- Request:
Read through the entries below and return each line with the word "this".

- Stored dataset items:

^^^^^^^^

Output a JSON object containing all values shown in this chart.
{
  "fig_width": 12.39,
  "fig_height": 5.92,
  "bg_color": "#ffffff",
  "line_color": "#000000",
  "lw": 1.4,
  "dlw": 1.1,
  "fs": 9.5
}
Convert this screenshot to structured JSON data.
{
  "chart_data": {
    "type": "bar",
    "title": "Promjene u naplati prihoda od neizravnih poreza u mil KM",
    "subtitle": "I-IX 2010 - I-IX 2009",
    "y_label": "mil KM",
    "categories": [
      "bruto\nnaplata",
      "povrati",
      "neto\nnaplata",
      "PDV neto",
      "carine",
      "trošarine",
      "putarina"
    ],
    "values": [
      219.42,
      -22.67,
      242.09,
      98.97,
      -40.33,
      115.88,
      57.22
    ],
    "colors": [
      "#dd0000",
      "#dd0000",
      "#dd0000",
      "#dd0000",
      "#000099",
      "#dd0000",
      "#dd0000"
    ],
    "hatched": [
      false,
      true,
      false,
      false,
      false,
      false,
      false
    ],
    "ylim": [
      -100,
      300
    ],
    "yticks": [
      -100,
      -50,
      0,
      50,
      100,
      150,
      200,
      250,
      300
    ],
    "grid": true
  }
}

^^^^^^^^

- Written answer:
Output a JSON object containing all values shown in this chart.
Convert this screenshot to structured JSON data.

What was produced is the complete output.